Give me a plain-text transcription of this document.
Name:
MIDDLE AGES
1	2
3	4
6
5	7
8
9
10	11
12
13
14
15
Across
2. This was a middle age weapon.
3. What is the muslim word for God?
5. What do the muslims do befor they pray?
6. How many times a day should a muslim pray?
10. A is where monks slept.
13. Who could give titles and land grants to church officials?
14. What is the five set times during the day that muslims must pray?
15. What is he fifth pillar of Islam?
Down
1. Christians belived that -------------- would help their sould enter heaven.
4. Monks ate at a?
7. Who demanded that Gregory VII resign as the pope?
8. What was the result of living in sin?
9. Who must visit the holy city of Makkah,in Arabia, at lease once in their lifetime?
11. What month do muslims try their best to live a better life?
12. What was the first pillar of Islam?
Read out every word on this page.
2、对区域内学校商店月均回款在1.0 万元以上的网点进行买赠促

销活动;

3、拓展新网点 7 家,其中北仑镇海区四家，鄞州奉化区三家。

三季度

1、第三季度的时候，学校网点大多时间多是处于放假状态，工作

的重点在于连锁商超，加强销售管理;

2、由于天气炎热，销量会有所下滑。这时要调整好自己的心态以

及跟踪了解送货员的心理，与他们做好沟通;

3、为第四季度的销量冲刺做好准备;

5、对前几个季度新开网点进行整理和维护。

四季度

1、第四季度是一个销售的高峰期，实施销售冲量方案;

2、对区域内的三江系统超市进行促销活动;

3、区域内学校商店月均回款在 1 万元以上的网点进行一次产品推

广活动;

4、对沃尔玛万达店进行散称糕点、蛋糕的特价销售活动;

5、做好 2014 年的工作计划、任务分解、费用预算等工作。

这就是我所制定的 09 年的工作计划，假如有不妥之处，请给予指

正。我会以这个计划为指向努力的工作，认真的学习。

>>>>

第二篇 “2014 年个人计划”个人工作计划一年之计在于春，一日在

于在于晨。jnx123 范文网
----
Give the material above again, word for word.

Give me a plain-text transcription of this document.
Name:
MIDDLE AGES
1	2
3	4
6
5	7
8
9
10	11
12
13
14
15
Across
2. This was a middle age weapon.
3. What is the muslim word for God?
5. What do the muslims do befor they pray?
6. How many times a day should a muslim pray?
10. A is where monks slept.
13. Who could give titles and land grants to church officials?
14. What is the five set times during the day that muslims must pray?
15. What is he fifth pillar of Islam?
Down
1. Christians belived that -------------- would help their sould enter heaven.
4. Monks ate at a?
7. Who demanded that Gregory VII resign as the pope?
8. What was the result of living in sin?
9. Who must visit the holy city of Makkah,in Arabia, at lease once in their lifetime?
11. What month do muslims try their best to live a better life?
12. What was the first pillar of Islam?
Read out every word on this page.
2、对区域内学校商店月均回款在1.0 万元以上的网点进行买赠促

销活动;

3、拓展新网点 7 家,其中北仑镇海区四家，鄞州奉化区三家。

三季度

1、第三季度的时候，学校网点大多时间多是处于放假状态，工作

的重点在于连锁商超，加强销售管理;

2、由于天气炎热，销量会有所下滑。这时要调整好自己的心态以

及跟踪了解送货员的心理，与他们做好沟通;

3、为第四季度的销量冲刺做好准备;

5、对前几个季度新开网点进行整理和维护。

四季度

1、第四季度是一个销售的高峰期，实施销售冲量方案;

2、对区域内的三江系统超市进行促销活动;

3、区域内学校商店月均回款在 1 万元以上的网点进行一次产品推

广活动;

4、对沃尔玛万达店进行散称糕点、蛋糕的特价销售活动;

5、做好 2014 年的工作计划、任务分解、费用预算等工作。

这就是我所制定的 09 年的工作计划，假如有不妥之处，请给予指

正。我会以这个计划为指向努力的工作，认真的学习。

>>>>

第二篇 “2014 年个人计划”个人工作计划一年之计在于春，一日在

于在于晨。jnx123 范文网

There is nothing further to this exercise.